[課題の内容]
福祉スタッフの体験を語った本文から、「以前は、地域ナンバー1と称さ」と「が訪問してくださっています。」の間を、両端の語句も含めて一字一句そのまま書き写す。

[本文]
以前は、地域ナンバー1と称された社会福祉法人の高齢者施設で働いていました。やりがいもありましたが、「次はこういうケアをやろう」と考えても、組織の性質上、限られた地域を良くすることが使命なので、頑張れば頑張るほどもっとよいケアを拡げていきたいという想いが強くなってきました。
当時パルシステム東京では福祉事業を拡げようとしていて、面接官の方の「自分たちはまだまだこれから伸ばしていきたい。必要とされていると信じている」という言葉に、気持ちがすっきりしたんです。加えて生協にはより広い地域を支えるという使命を感じることができましたし、当時「食」の視点からも地域の福祉を求める声が多くなってきていました。
地域の様々な想いから生まれた福祉なので、ただ単に “今介護のニーズが高いから介護に取り組む”という成り立ちではなく、地域や利用者様にとって必要なケアをスタッフだけでなく地域のみなさんと一緒になって作り上げていく姿勢に可能性を感じました。実際入協してみて、ここを選んで間違いなかったと思っています。
福祉スタッフの仕事
日々失敗です(笑)
開かれた施設を作りたくて、ご利用者様のご家族が仕事帰りなど24時間いつでも立ち寄れるように、面談時間や人数の制限なしという姿勢で運営しており毎日のようにご家族の方が訪問してくださっています。
オープンして間もない頃、施設全体にインフルエンザが蔓延したことがありました。医療連携を行なっていたお陰で即座に対応することができましたが、この経験が活きてスタッフの連携もより強くなり24時間安心な体制をつくることができました。
それから、この施設のことを地域のみなさん知ってもらいたく、地域のお祭りで施設を開放し、たくさんの方に来訪していただきました。そこまでは良かったのですが、居心地が良かったのか、遊びにきてくれた子どもたちがなかなか帰らなくて困ったこともありました(笑)
生協が運営しているというだけで、「間違いないだろう」というホワイトなイメージを強く持たれます。今の世の中、そう思ってもらえる企業は少ないと思うんです。そのブランドイメージを崩さずやっていきたいし、それを誇りに思っていきたいです。
そのためにも、自分も周りのスタッフも質が高いケアを目指そうとしています。実際、オープン当初は事故報告書の数が多かったのですが、1年半経った頃からヒヤリハットが多く上がるようになってきました。事故を防ぐ気持ちをみんなが持ち始めているというのは成長の証の一つです。

[提供された記録]
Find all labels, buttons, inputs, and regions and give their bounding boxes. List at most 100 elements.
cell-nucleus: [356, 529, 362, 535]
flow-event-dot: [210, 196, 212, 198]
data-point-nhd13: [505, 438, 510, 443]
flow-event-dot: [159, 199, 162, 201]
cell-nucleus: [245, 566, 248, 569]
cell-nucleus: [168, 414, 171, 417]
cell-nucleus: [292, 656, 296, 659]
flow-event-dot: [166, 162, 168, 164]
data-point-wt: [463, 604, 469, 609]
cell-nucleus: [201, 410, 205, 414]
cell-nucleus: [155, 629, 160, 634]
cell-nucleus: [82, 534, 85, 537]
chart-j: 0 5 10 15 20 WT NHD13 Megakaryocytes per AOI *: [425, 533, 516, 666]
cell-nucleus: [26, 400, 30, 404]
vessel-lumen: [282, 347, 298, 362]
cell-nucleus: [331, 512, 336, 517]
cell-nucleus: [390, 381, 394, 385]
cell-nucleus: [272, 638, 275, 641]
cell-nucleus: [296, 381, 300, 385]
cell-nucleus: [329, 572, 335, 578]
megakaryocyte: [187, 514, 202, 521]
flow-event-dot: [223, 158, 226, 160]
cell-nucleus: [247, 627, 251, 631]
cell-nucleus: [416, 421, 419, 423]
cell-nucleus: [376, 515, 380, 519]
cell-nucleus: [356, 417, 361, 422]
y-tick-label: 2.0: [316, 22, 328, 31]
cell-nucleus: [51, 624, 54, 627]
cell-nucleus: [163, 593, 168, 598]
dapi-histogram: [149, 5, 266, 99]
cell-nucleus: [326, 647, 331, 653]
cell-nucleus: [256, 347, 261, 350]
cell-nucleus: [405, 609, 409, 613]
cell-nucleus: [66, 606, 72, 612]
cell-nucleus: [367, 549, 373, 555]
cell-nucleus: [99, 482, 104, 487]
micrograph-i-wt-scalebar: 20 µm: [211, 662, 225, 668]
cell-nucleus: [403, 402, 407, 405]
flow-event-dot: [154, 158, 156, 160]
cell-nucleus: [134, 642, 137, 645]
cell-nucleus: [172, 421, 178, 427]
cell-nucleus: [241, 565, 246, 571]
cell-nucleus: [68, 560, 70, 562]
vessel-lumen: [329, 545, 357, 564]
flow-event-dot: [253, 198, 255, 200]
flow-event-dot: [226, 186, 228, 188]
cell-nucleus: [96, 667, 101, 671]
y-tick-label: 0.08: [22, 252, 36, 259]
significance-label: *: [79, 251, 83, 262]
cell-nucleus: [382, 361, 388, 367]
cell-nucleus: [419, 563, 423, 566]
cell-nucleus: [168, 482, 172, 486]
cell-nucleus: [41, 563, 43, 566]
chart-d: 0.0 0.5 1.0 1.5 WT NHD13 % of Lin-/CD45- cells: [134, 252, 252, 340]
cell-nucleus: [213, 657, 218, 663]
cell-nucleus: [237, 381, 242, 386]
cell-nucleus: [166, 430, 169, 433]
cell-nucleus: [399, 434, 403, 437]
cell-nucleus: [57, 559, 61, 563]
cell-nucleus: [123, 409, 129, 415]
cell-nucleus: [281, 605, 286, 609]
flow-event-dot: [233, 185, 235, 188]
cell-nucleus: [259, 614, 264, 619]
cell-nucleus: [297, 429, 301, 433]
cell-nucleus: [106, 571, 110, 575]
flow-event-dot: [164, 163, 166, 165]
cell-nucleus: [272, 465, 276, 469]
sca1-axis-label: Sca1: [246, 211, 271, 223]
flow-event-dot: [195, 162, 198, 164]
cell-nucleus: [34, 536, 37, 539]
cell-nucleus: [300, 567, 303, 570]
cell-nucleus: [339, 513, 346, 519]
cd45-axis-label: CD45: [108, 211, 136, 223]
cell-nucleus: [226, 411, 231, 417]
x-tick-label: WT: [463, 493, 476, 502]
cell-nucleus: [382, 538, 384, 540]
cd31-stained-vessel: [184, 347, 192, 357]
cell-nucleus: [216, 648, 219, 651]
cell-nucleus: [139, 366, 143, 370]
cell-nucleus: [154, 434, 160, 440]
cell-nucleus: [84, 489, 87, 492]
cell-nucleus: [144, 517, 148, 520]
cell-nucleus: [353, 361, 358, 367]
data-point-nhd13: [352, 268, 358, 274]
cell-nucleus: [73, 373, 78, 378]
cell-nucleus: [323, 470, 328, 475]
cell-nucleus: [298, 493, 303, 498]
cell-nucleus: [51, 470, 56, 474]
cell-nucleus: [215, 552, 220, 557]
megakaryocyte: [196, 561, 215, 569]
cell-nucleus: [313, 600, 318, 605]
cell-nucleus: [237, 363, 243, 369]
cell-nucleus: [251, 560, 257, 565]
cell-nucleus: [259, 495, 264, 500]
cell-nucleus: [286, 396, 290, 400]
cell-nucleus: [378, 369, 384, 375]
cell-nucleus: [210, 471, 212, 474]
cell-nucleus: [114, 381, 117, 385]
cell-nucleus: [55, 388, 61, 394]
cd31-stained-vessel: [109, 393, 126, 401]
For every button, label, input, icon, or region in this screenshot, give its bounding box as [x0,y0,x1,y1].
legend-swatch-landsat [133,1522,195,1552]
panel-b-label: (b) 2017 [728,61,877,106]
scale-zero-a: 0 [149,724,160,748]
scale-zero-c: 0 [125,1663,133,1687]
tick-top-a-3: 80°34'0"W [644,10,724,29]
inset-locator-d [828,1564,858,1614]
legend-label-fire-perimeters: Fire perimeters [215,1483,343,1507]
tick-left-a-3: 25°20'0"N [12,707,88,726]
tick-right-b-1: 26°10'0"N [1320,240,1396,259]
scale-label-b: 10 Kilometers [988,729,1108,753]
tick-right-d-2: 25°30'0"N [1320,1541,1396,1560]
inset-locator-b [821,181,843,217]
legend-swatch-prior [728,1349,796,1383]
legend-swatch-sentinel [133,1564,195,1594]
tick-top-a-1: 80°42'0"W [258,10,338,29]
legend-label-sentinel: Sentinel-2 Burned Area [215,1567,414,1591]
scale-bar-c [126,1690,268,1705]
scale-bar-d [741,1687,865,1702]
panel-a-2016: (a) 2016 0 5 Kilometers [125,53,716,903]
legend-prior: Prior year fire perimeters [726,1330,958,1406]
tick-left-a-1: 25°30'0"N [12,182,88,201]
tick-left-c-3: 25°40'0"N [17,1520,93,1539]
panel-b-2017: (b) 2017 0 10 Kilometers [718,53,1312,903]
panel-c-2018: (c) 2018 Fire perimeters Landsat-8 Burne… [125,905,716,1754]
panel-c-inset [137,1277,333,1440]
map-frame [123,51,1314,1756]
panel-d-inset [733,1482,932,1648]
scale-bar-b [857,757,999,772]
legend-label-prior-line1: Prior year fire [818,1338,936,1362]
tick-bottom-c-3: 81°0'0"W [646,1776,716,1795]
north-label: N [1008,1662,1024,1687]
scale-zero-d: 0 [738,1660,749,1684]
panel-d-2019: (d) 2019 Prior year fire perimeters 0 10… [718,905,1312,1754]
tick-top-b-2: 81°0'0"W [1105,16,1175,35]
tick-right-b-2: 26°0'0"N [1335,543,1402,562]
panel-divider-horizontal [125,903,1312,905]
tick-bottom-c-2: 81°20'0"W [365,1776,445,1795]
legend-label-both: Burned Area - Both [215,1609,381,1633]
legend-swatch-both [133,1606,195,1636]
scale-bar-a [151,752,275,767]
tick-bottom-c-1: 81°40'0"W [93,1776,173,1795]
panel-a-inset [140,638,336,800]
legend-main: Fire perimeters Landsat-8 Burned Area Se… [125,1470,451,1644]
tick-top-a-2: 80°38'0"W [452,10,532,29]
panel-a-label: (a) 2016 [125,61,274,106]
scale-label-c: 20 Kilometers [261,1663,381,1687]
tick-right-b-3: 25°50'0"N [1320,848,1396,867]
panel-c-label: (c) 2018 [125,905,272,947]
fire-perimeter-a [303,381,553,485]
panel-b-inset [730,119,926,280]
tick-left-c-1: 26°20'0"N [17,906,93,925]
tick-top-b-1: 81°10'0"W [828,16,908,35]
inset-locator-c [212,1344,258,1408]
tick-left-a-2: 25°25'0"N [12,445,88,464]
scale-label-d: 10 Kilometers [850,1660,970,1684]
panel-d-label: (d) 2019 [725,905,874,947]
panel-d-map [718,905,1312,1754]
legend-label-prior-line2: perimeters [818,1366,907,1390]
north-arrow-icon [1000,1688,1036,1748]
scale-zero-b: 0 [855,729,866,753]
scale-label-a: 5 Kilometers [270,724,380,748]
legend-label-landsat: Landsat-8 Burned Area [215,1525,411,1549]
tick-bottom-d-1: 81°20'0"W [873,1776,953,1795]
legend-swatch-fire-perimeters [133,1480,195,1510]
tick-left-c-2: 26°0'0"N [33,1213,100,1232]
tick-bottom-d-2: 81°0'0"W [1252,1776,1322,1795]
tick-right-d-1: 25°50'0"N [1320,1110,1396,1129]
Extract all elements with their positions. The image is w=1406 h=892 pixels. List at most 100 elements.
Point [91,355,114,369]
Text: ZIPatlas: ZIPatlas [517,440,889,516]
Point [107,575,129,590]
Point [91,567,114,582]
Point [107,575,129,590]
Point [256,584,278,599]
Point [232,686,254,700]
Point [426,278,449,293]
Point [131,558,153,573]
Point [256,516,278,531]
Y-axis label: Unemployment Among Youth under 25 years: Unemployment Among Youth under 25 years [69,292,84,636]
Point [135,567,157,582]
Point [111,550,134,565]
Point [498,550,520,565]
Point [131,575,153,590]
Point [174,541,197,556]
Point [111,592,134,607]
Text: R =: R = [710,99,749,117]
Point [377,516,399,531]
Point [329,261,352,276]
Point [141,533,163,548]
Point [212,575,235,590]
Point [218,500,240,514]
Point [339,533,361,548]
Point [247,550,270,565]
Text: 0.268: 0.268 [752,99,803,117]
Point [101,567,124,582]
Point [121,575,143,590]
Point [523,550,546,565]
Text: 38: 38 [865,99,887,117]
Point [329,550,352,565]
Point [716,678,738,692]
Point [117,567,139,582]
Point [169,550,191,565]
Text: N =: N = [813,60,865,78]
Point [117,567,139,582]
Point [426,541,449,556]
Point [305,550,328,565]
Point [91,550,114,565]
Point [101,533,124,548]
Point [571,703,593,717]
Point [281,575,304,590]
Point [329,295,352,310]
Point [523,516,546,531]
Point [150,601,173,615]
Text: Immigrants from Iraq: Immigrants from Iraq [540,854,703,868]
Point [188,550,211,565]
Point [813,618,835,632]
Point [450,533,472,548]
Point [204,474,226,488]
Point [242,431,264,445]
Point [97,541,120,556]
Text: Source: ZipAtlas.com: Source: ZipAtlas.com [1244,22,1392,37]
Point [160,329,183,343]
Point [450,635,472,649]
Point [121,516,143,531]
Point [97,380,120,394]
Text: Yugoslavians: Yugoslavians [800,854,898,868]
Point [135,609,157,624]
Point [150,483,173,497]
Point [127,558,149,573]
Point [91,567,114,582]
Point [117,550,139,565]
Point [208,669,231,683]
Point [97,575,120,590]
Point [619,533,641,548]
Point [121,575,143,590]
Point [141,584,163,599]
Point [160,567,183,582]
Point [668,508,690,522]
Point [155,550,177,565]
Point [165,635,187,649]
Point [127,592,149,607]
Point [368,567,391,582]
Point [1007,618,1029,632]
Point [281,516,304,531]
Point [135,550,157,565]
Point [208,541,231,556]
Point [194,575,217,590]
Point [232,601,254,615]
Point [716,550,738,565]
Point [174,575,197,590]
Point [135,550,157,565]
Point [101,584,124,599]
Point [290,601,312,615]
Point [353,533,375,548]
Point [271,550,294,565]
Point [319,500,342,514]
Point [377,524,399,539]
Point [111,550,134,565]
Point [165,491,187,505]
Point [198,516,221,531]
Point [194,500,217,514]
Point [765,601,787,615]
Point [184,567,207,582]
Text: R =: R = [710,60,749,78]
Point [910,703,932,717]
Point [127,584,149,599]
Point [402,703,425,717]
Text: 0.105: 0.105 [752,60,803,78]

[解答]
以前は、地域ナンバー1と称された社会福祉法人の高齢者施設で働いていました。やりがいもありましたが、「次はこういうケアをやろう」と考えても、組織の性質上、限られた地域を良くすることが使命なので、頑張れば頑張るほどもっとよいケアを拡げていきたいという想いが強くなってきました。
当時パルシステム東京では福祉事業を拡げようとしていて、面接官の方の「自分たちはまだまだこれから伸ばしていきたい。必要とされていると信じている」という言葉に、気持ちがすっきりしたんです。加えて生協にはより広い地域を支えるという使命を感じることができましたし、当時「食」の視点からも地域の福祉を求める声が多くなってきていました。
地域の様々な想いから生まれた福祉なので、ただ単に “今介護のニーズが高いから介護に取り組む”という成り立ちではなく、地域や利用者様にとって必要なケアをスタッフだけでなく地域のみなさんと一緒になって作り上げていく姿勢に可能性を感じました。実際入協してみて、ここを選んで間違いなかったと思っています。
福祉スタッフの仕事
日々失敗です(笑)
開かれた施設を作りたくて、ご利用者様のご家族が仕事帰りなど24時間いつでも立ち寄れるように、面談時間や人数の制限なしという姿勢で運営しており毎日のようにご家族の方が訪問してくださっています。